- **What is needed**: Reproduce the listing below exactly. Pictures do not belong in the copy.

## Begin Provided entries

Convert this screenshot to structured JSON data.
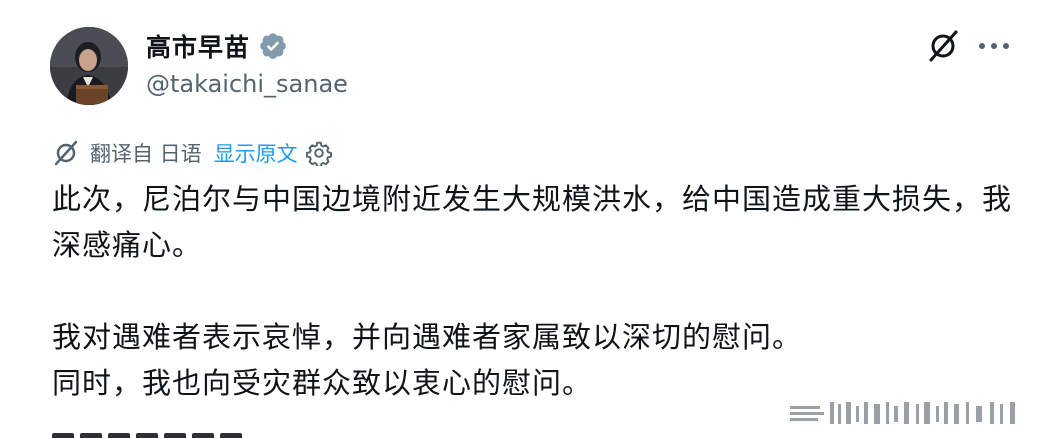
{
  "author": {
    "display_name": "高市早苗",
    "handle": "@takaichi_sanae"
  },
  "translation": {
    "label": "翻译自 日语",
    "show_original": "显示原文"
  },
  "post": {
    "paragraph_1": "此次，尼泊尔与中国边境附近发生大规模洪水，给中国造成重大损失，我深感痛心。",
    "paragraph_2": "我对遇难者表示哀悼，并向遇难者家属致以深切的慰问。",
    "paragraph_3": "同时，我也向受灾群众致以衷心的慰问。"
  },
  "icons": {
    "verified": "verified-badge-icon",
    "grok": "grok-icon",
    "more": "more-options-icon",
    "translate": "translate-icon",
    "settings": "settings-gear-icon"
  },
  "colors": {
    "text": "#0f1419",
    "secondary": "#536471",
    "link": "#1d9bf0"
  }
}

## End Provided entries

- **Correct response**:
Convert this screenshot to structured JSON data.
{
  "author": {
    "display_name": "高市早苗",
    "handle": "@takaichi_sanae"
  },
  "translation": {
    "label": "翻译自 日语",
    "show_original": "显示原文"
  },
  "post": {
    "paragraph_1": "此次，尼泊尔与中国边境附近发生大规模洪水，给中国造成重大损失，我深感痛心。",
    "paragraph_2": "我对遇难者表示哀悼，并向遇难者家属致以深切的慰问。",
    "paragraph_3": "同时，我也向受灾群众致以衷心的慰问。"
  },
  "icons": {
    "verified": "verified-badge-icon",
    "grok": "grok-icon",
    "more": "more-options-icon",
    "translate": "translate-icon",
    "settings": "settings-gear-icon"
  },
  "colors": {
    "text": "#0f1419",
    "secondary": "#536471",
    "link": "#1d9bf0"
  }
}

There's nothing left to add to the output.